> DESCRIPTION OF THE TASK: Identify every line in the records below that contains the word "Touche", and reproduce each one.

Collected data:
((
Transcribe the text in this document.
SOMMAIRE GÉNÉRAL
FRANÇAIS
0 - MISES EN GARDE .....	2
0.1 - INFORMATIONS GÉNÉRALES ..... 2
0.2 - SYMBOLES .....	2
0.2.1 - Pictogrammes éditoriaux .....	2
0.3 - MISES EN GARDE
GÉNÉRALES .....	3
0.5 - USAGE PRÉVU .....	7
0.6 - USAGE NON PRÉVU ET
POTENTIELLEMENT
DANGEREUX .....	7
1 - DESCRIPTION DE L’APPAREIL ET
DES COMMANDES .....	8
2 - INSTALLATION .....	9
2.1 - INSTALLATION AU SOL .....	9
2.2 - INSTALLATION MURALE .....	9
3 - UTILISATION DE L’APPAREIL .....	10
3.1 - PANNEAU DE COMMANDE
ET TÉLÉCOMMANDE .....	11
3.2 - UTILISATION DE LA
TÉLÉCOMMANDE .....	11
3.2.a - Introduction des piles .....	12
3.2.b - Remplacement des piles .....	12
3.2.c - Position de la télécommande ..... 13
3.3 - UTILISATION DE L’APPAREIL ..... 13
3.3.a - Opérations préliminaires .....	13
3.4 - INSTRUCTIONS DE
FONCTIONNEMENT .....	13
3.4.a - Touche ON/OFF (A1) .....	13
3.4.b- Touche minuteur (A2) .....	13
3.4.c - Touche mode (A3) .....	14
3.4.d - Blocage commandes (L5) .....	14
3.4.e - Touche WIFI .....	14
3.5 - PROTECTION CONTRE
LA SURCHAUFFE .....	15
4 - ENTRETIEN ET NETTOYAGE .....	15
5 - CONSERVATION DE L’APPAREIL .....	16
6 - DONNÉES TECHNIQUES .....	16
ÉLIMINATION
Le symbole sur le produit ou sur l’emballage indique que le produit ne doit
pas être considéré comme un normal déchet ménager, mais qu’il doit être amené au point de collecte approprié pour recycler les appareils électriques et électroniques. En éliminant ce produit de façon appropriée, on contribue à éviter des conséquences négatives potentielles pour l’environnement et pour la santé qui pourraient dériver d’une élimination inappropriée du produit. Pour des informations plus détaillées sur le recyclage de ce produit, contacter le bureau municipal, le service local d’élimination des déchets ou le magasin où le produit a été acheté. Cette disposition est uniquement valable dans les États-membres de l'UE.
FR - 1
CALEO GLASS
))
> TASK OUTPUT:
3.4.a - Touche ON/OFF (A1) .....	13
3.4.b- Touche minuteur (A2) .....	13
3.4.c - Touche mode (A3) .....	14
3.4.e - Touche WIFI .....	14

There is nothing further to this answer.